**STATED TASK**
Pick out each line in these entries that contains the string "saturate".

**ENTRIES SUPPLIED**
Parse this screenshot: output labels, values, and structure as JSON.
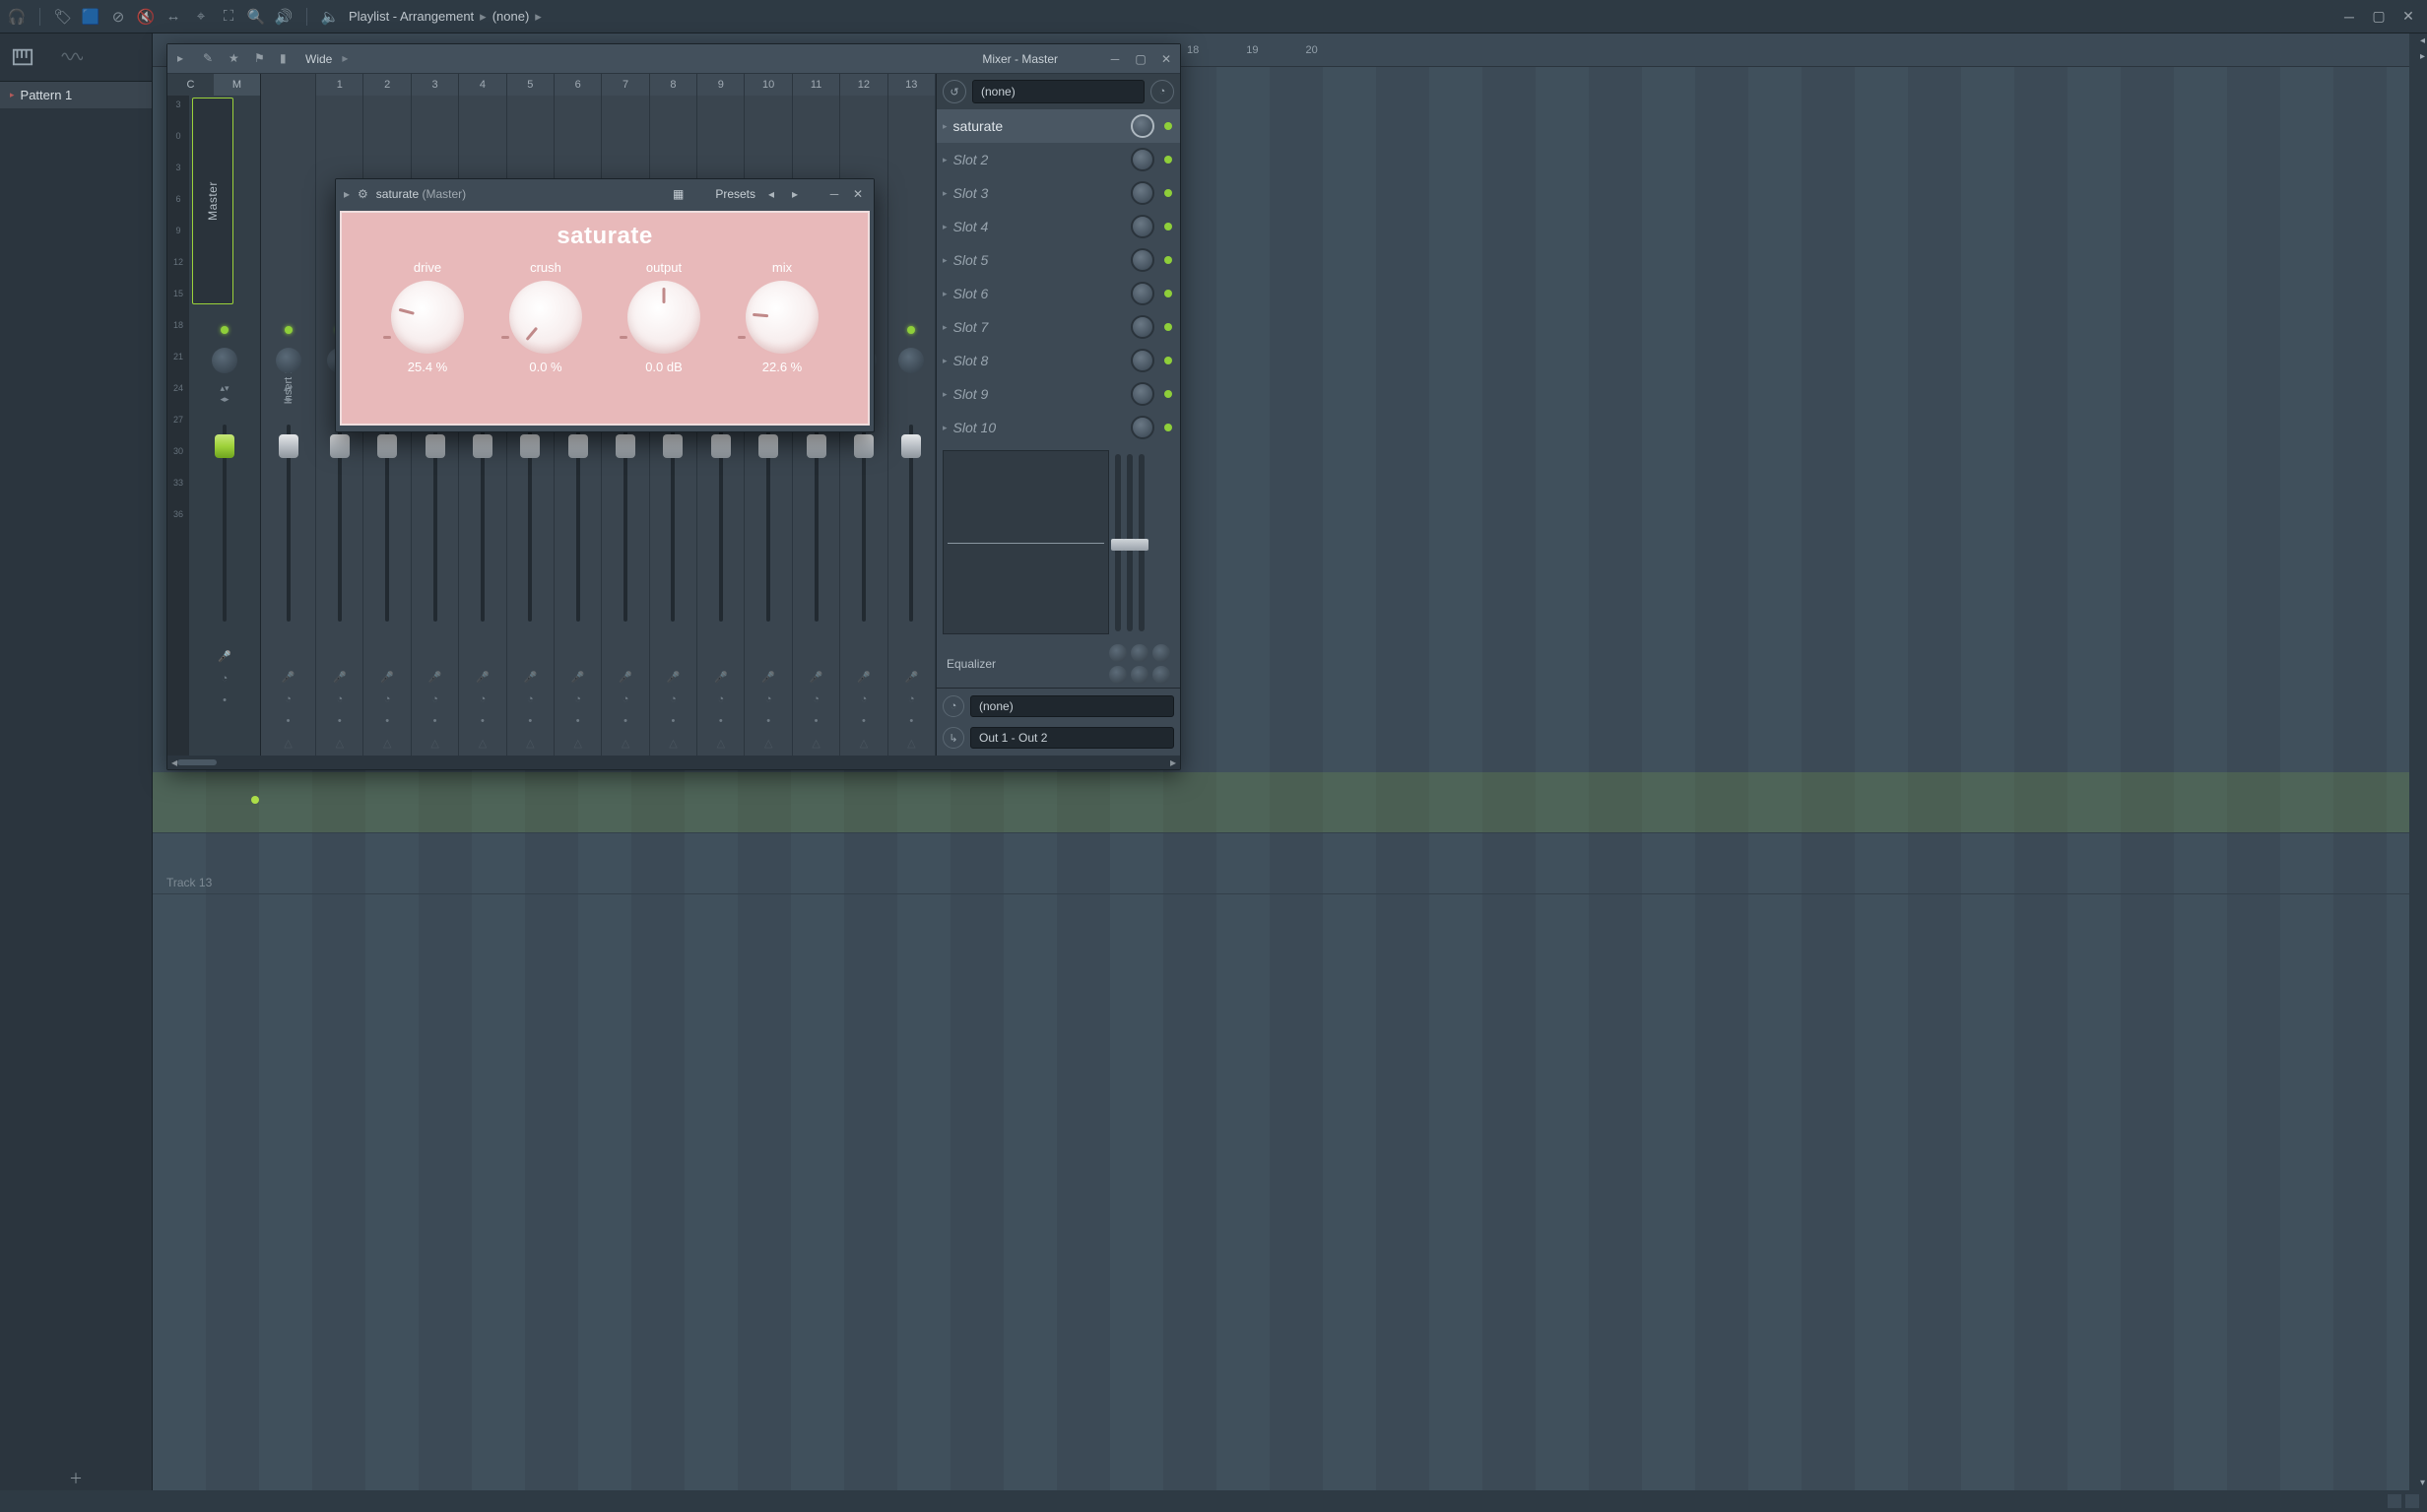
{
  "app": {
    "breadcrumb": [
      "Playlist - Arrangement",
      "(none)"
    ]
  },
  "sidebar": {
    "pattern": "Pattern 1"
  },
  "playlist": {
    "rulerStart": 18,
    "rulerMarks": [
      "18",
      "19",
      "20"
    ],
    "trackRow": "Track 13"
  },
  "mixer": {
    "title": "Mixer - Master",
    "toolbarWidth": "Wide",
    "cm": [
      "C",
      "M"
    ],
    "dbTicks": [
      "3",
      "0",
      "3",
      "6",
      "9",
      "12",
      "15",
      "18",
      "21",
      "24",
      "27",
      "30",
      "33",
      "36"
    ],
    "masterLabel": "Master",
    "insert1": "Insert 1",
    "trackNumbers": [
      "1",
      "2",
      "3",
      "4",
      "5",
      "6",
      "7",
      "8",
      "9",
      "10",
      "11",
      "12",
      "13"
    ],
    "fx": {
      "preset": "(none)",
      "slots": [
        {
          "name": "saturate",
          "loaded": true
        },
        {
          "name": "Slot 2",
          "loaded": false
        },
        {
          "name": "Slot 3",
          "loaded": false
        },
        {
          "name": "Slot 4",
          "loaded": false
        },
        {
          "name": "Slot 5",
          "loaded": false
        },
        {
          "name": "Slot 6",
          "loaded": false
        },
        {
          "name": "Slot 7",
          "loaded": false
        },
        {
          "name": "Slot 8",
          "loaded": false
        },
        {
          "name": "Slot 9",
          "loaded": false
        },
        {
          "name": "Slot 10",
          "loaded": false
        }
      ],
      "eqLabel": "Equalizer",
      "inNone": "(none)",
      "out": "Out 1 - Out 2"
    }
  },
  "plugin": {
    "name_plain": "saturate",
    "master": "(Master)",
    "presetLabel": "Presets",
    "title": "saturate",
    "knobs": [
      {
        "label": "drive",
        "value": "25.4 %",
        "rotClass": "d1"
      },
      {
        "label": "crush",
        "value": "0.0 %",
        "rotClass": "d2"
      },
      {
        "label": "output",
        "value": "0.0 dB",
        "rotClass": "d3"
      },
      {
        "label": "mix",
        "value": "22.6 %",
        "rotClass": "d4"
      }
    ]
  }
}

**TASK RESPONSE**
          "name": "saturate",
    "name_plain": "saturate",
    "title": "saturate",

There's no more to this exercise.